■ Given request ■
Return the count of lines that hold the string "недели", with no other words.

■ Given data ■
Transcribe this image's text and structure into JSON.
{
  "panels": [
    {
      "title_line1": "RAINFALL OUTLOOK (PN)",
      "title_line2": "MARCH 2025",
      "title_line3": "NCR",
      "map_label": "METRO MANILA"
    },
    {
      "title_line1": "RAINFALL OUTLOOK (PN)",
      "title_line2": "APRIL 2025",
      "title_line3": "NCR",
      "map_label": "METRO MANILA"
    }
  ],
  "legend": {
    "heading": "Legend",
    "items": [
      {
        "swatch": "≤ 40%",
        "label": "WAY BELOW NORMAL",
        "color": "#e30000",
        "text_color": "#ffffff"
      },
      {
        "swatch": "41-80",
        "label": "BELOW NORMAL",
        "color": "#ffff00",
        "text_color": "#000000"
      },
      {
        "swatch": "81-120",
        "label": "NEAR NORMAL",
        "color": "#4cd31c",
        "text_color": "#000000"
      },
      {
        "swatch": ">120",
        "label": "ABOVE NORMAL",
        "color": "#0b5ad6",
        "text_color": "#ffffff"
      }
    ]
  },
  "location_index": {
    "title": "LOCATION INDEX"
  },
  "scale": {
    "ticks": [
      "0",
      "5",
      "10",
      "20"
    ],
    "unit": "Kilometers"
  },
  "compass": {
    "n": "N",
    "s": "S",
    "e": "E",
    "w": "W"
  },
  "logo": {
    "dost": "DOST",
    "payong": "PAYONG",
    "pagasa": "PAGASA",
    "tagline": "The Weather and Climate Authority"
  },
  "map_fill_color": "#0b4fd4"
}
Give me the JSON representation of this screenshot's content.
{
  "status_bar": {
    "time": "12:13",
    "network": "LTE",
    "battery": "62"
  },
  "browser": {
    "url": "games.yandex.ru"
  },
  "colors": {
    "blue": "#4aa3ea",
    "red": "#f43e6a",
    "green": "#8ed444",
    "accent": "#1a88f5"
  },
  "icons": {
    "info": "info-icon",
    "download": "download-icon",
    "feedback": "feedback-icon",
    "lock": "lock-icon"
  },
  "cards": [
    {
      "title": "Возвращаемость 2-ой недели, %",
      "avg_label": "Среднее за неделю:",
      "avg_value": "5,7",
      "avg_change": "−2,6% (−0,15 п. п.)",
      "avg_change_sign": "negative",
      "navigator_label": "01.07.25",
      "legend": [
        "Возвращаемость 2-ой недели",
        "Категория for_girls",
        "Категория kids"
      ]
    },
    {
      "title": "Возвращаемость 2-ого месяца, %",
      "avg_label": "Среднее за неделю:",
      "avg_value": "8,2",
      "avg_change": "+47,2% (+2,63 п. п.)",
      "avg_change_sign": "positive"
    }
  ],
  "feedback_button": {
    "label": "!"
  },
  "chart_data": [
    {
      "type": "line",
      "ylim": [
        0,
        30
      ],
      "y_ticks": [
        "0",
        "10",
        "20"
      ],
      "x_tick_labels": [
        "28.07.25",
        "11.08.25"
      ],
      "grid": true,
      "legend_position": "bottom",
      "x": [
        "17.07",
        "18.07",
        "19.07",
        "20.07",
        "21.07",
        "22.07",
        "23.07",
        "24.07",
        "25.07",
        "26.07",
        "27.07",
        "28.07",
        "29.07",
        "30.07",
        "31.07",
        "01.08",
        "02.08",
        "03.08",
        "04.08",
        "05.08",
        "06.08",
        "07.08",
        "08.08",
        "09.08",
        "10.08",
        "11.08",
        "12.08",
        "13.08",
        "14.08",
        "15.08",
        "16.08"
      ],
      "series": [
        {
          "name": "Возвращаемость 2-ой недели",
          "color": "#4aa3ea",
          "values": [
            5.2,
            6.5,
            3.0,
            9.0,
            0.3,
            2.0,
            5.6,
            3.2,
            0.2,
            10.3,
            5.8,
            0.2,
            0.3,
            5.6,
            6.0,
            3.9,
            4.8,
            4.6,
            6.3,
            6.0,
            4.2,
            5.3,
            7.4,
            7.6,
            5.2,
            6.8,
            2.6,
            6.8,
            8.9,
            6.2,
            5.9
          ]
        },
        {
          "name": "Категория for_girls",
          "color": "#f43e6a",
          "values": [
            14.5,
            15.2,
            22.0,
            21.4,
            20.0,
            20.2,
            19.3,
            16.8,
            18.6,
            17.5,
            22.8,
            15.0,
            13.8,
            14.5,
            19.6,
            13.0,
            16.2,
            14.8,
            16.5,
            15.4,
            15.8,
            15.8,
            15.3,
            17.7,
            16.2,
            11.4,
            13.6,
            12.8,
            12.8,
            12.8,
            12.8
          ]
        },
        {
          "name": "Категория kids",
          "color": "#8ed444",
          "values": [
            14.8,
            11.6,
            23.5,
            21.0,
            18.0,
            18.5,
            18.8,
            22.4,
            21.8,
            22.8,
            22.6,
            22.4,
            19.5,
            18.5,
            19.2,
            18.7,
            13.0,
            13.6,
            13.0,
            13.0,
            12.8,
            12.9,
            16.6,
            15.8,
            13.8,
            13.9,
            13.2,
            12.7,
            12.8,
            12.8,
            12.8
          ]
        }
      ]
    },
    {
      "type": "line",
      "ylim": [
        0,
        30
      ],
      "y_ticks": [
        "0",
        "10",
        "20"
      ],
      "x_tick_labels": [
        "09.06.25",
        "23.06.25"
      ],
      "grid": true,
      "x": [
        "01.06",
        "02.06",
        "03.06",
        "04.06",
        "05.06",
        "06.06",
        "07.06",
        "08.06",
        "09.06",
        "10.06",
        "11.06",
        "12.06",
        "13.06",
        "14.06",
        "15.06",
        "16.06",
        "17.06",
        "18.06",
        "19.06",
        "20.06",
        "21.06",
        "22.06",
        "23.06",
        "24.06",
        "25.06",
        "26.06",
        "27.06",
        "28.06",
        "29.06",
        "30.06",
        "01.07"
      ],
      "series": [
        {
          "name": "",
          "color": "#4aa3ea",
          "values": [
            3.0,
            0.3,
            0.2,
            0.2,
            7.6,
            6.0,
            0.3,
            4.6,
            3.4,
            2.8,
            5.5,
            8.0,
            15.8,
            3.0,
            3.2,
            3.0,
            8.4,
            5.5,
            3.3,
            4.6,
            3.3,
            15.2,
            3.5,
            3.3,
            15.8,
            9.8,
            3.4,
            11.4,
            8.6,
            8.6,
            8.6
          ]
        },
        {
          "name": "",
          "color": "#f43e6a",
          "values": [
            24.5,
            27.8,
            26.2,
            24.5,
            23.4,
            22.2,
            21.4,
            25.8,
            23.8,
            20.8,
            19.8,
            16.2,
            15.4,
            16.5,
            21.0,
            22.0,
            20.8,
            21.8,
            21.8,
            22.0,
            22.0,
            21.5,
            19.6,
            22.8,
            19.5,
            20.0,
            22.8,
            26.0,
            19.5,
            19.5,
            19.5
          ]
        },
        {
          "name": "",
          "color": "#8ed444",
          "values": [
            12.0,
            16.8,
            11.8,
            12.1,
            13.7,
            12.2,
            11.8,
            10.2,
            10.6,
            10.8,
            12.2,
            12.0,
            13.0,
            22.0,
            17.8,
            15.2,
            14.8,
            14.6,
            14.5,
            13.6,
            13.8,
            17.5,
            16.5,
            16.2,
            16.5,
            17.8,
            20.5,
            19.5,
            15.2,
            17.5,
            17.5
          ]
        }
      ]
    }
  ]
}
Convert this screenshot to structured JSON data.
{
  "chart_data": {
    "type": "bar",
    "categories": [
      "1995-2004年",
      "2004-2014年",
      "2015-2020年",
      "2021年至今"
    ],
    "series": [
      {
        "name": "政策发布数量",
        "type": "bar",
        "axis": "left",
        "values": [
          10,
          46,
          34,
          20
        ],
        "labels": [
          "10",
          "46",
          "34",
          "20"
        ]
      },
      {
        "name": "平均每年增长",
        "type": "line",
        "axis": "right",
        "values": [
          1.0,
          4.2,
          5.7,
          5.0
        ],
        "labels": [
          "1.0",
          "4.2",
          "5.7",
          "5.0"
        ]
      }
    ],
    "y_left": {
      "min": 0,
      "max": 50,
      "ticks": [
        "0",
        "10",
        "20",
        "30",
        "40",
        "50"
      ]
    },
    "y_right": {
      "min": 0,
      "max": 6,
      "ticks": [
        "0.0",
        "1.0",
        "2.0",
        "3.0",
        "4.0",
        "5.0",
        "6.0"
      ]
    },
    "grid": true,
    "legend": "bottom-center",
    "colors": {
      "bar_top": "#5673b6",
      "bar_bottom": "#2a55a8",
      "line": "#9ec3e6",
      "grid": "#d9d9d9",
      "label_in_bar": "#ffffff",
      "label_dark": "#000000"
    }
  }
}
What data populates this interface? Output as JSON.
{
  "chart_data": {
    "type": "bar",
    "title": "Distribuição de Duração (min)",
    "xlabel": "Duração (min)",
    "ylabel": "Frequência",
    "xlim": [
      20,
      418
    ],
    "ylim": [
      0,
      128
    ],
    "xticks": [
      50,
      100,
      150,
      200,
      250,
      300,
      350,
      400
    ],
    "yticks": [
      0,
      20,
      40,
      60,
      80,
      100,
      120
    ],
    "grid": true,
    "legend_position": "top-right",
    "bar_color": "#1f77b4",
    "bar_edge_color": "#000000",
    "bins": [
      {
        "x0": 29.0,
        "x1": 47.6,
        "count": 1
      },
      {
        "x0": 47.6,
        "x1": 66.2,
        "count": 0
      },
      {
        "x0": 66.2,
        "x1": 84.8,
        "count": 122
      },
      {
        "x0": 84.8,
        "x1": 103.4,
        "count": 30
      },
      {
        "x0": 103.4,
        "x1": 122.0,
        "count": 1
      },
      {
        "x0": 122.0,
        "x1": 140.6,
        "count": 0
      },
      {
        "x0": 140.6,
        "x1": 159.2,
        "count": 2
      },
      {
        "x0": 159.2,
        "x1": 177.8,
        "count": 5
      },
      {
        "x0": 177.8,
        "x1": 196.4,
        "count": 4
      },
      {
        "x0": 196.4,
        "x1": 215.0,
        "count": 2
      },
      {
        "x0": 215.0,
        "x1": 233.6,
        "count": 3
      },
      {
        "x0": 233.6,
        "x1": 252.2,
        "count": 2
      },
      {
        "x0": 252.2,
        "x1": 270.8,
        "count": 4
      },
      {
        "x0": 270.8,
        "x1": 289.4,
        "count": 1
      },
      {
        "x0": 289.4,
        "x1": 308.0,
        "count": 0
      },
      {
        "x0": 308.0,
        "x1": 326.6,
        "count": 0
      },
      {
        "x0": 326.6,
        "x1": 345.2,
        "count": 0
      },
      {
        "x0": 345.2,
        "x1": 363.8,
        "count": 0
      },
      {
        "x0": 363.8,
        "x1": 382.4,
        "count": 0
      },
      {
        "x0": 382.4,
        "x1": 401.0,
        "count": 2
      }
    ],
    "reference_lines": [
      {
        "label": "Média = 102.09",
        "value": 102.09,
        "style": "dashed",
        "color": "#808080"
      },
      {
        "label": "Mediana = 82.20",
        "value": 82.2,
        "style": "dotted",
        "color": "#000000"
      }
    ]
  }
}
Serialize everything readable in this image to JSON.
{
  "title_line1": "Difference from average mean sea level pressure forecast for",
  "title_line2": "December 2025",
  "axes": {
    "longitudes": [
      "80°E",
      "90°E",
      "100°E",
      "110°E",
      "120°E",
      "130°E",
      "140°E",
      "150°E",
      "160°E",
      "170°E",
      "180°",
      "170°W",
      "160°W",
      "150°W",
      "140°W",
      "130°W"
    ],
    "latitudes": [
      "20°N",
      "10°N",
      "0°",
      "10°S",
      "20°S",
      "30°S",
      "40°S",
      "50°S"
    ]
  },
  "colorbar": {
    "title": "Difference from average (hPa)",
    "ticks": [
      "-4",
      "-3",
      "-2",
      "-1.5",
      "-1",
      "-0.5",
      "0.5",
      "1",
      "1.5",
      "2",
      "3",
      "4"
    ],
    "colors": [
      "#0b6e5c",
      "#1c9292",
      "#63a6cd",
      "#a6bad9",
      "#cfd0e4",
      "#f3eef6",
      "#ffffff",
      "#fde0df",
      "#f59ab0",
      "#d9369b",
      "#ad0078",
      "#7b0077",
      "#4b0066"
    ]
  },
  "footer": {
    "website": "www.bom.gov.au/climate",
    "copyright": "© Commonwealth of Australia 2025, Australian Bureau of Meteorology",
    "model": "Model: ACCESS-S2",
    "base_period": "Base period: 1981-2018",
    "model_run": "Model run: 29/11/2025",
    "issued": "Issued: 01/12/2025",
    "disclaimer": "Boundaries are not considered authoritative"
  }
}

■ Solution to this exercise ■
3